» What you need to do
Reproduce every line of the items below word for word, leaving out the pictures.

» Data entries

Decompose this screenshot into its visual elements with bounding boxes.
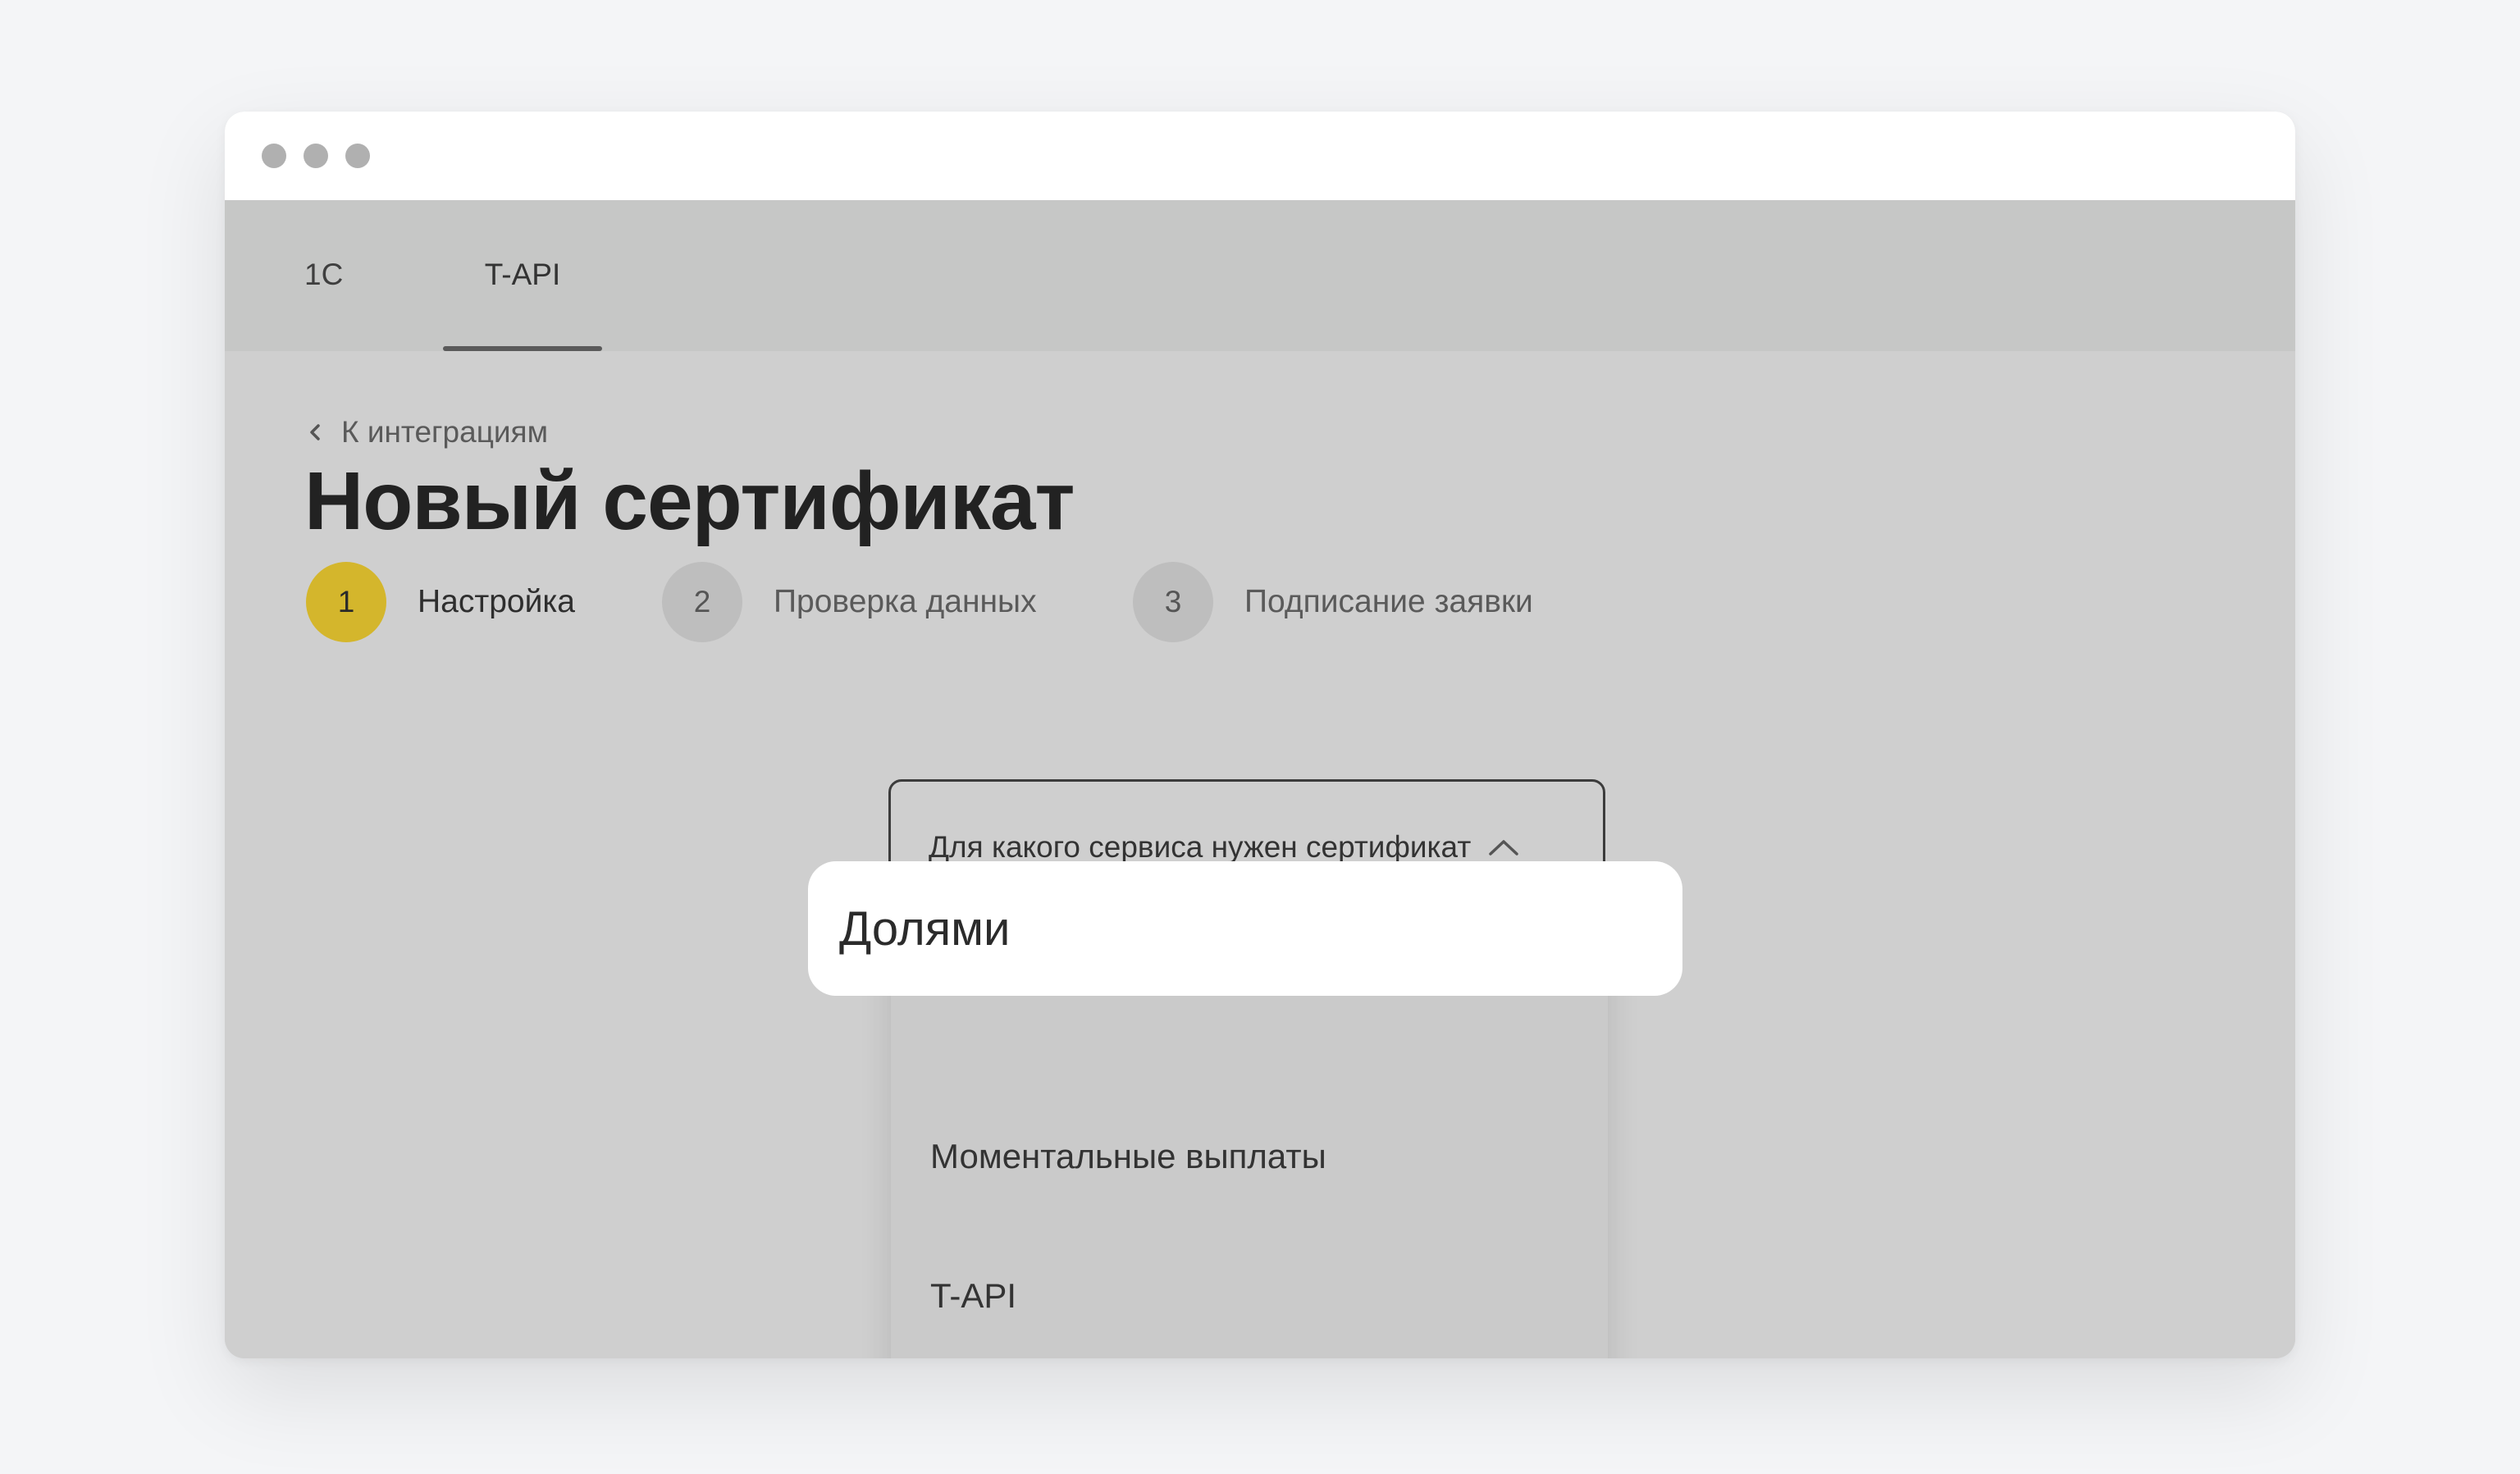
back-link-label: К интеграциям: [341, 415, 549, 449]
window-dot-icon: [345, 144, 370, 168]
step-number-badge: 1: [306, 562, 386, 642]
chevron-up-icon: [1489, 840, 1519, 856]
tab-t-api[interactable]: T-API: [443, 200, 602, 351]
step-signing: 3 Подписание заявки: [1133, 561, 1533, 643]
app-content: 1С T-API К интеграциям Новый сертификат …: [225, 200, 2295, 1358]
tabs-bar: 1С T-API: [225, 200, 2295, 351]
tab-1c[interactable]: 1С: [304, 200, 343, 351]
dropdown-option-instant-payouts[interactable]: Моментальные выплаты: [930, 1137, 1326, 1176]
step-label: Проверка данных: [774, 584, 1037, 619]
step-data-check: 2 Проверка данных: [662, 561, 1037, 643]
step-number-badge: 3: [1133, 562, 1213, 642]
tab-t-api-label: T-API: [484, 258, 561, 291]
step-label: Настройка: [418, 584, 575, 619]
chevron-left-icon: [310, 424, 320, 440]
browser-titlebar: [225, 112, 2295, 200]
window-dot-icon: [262, 144, 286, 168]
service-dropdown: Моментальные выплаты T-API: [891, 932, 1608, 1358]
browser-window: 1С T-API К интеграциям Новый сертификат …: [225, 112, 2295, 1358]
back-to-integrations-link[interactable]: К интеграциям: [307, 415, 548, 450]
dropdown-option-dolyami-label: Долями: [839, 901, 1011, 956]
active-tab-indicator: [443, 346, 602, 351]
step-label: Подписание заявки: [1244, 584, 1533, 619]
step-number-badge: 2: [662, 562, 742, 642]
page-title: Новый сертификат: [304, 455, 1075, 547]
service-select-label: Для какого сервиса нужен сертификат: [929, 830, 1472, 864]
page-background: 1С T-API К интеграциям Новый сертификат …: [0, 0, 2520, 1474]
dropdown-option-t-api[interactable]: T-API: [930, 1276, 1016, 1316]
window-dot-icon: [304, 144, 328, 168]
step-settings: 1 Настройка: [306, 561, 575, 643]
dropdown-option-dolyami[interactable]: Долями: [808, 861, 1682, 996]
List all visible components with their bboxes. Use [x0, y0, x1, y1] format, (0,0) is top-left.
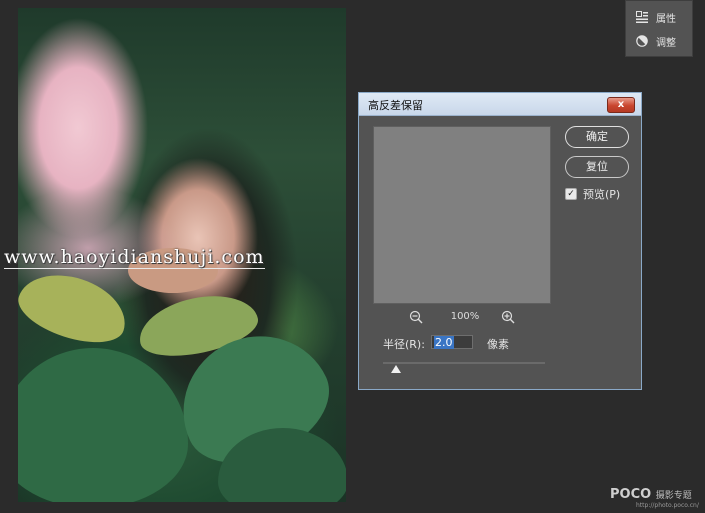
radius-label: 半径(R):: [383, 338, 425, 351]
zoom-controls: 100%: [373, 308, 549, 326]
panel-properties-label: 属性: [656, 13, 676, 25]
filter-preview[interactable]: [373, 126, 551, 304]
poco-url: http://photo.poco.cn/: [636, 502, 699, 509]
panel-adjustments[interactable]: 调整: [636, 32, 676, 50]
radius-input[interactable]: 2.0: [431, 335, 473, 349]
ok-button[interactable]: 确定: [565, 126, 629, 148]
poco-logo-text: POCO: [610, 487, 652, 502]
zoom-out-icon[interactable]: [409, 310, 423, 324]
preview-checkbox[interactable]: ✓: [565, 188, 577, 200]
radius-value: 2.0: [434, 336, 454, 349]
close-icon: x: [617, 99, 625, 110]
panel-properties[interactable]: 属性: [636, 8, 676, 26]
close-button[interactable]: x: [607, 97, 635, 113]
zoom-level: 100%: [450, 311, 480, 322]
preview-toggle[interactable]: ✓ 预览(P): [565, 186, 620, 202]
panel-adjustments-label: 调整: [656, 37, 676, 49]
poco-logo-sub: 摄影专题: [655, 491, 692, 501]
dialog-titlebar[interactable]: 高反差保留 x: [359, 93, 641, 116]
leaf-shape: [18, 262, 135, 354]
leaf-shape: [18, 348, 188, 502]
radius-slider-thumb[interactable]: [391, 365, 401, 373]
dialog-title: 高反差保留: [368, 99, 423, 112]
radius-unit: 像素: [487, 338, 509, 351]
poco-logo: POCO 摄影专题: [610, 487, 692, 502]
watermark-text: www.haoyidianshuji.com: [4, 246, 265, 269]
preview-label: 预览(P): [583, 188, 621, 201]
zoom-in-icon[interactable]: [501, 310, 515, 324]
properties-icon: [636, 11, 648, 23]
reset-button[interactable]: 复位: [565, 156, 629, 178]
adjustments-icon: [636, 35, 648, 47]
radius-slider-track[interactable]: [383, 362, 545, 364]
collapsed-panel-dock: 属性 调整: [625, 0, 693, 57]
high-pass-dialog: 高反差保留 x 100% 确定 复位 ✓ 预览(P) 半径(R): 2.0 像素: [358, 92, 642, 390]
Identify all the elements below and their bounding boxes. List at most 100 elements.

» Reply to the task
Decompose this screenshot into its visual elements with bounding boxes.
back-link-label: К интеграциям: [341, 415, 549, 449]
window-dot-icon: [345, 144, 370, 168]
step-number-badge: 1: [306, 562, 386, 642]
chevron-up-icon: [1489, 840, 1519, 856]
tab-t-api[interactable]: T-API: [443, 200, 602, 351]
step-signing: 3 Подписание заявки: [1133, 561, 1533, 643]
app-content: 1С T-API К интеграциям Новый сертификат …: [225, 200, 2295, 1358]
tabs-bar: 1С T-API: [225, 200, 2295, 351]
tab-1c[interactable]: 1С: [304, 200, 343, 351]
dropdown-option-instant-payouts[interactable]: Моментальные выплаты: [930, 1137, 1326, 1176]
step-label: Проверка данных: [774, 584, 1037, 619]
step-data-check: 2 Проверка данных: [662, 561, 1037, 643]
step-number-badge: 3: [1133, 562, 1213, 642]
tab-t-api-label: T-API: [484, 258, 561, 291]
step-label: Настройка: [418, 584, 575, 619]
chevron-left-icon: [310, 424, 320, 440]
browser-titlebar: [225, 112, 2295, 200]
window-dot-icon: [262, 144, 286, 168]
service-dropdown: Моментальные выплаты T-API: [891, 932, 1608, 1358]
browser-window: 1С T-API К интеграциям Новый сертификат …: [225, 112, 2295, 1358]
back-to-integrations-link[interactable]: К интеграциям: [307, 415, 548, 450]
dropdown-option-dolyami-label: Долями: [839, 901, 1011, 956]
active-tab-indicator: [443, 346, 602, 351]
step-label: Подписание заявки: [1244, 584, 1533, 619]
step-number-badge: 2: [662, 562, 742, 642]
page-title: Новый сертификат: [304, 455, 1075, 547]
service-select-label: Для какого сервиса нужен сертификат: [929, 830, 1472, 864]
page-background: 1С T-API К интеграциям Новый сертификат …: [0, 0, 2520, 1474]
dropdown-option-t-api[interactable]: T-API: [930, 1276, 1016, 1316]
window-dot-icon: [304, 144, 328, 168]
step-settings: 1 Настройка: [306, 561, 575, 643]
dropdown-option-dolyami[interactable]: Долями: [808, 861, 1682, 996]
List all visible components with their bboxes. Use [x0, y0, x1, y1] format, (0,0) is top-left.
radius-label: 半径(R):: [383, 338, 425, 351]
zoom-controls: 100%: [373, 308, 549, 326]
panel-properties-label: 属性: [656, 13, 676, 25]
filter-preview[interactable]: [373, 126, 551, 304]
poco-url: http://photo.poco.cn/: [636, 502, 699, 509]
panel-adjustments[interactable]: 调整: [636, 32, 676, 50]
radius-input[interactable]: 2.0: [431, 335, 473, 349]
ok-button[interactable]: 确定: [565, 126, 629, 148]
poco-logo-text: POCO: [610, 487, 652, 502]
zoom-out-icon[interactable]: [409, 310, 423, 324]
preview-checkbox[interactable]: ✓: [565, 188, 577, 200]
radius-value: 2.0: [434, 336, 454, 349]
close-icon: x: [617, 99, 625, 110]
panel-properties[interactable]: 属性: [636, 8, 676, 26]
close-button[interactable]: x: [607, 97, 635, 113]
zoom-level: 100%: [450, 311, 480, 322]
preview-toggle[interactable]: ✓ 预览(P): [565, 186, 620, 202]
panel-adjustments-label: 调整: [656, 37, 676, 49]
poco-logo-sub: 摄影专题: [655, 491, 692, 501]
dialog-titlebar[interactable]: 高反差保留 x: [359, 93, 641, 116]
leaf-shape: [18, 262, 135, 354]
leaf-shape: [18, 348, 188, 502]
radius-slider-thumb[interactable]: [391, 365, 401, 373]
dialog-title: 高反差保留: [368, 99, 423, 112]
radius-unit: 像素: [487, 338, 509, 351]
poco-logo: POCO 摄影专题: [610, 487, 692, 502]
watermark-text: www.haoyidianshuji.com: [4, 246, 265, 269]
preview-label: 预览(P): [583, 188, 621, 201]
zoom-in-icon[interactable]: [501, 310, 515, 324]
properties-icon: [636, 11, 648, 23]
reset-button[interactable]: 复位: [565, 156, 629, 178]
adjustments-icon: [636, 35, 648, 47]
radius-slider-track[interactable]: [383, 362, 545, 364]
collapsed-panel-dock: 属性 调整: [625, 0, 693, 57]
high-pass-dialog: 高反差保留 x 100% 确定 复位 ✓ 预览(P) 半径(R): 2.0 像素: [358, 92, 642, 390]
Identify all the elements below and their bounding boxes. List at most 100 elements.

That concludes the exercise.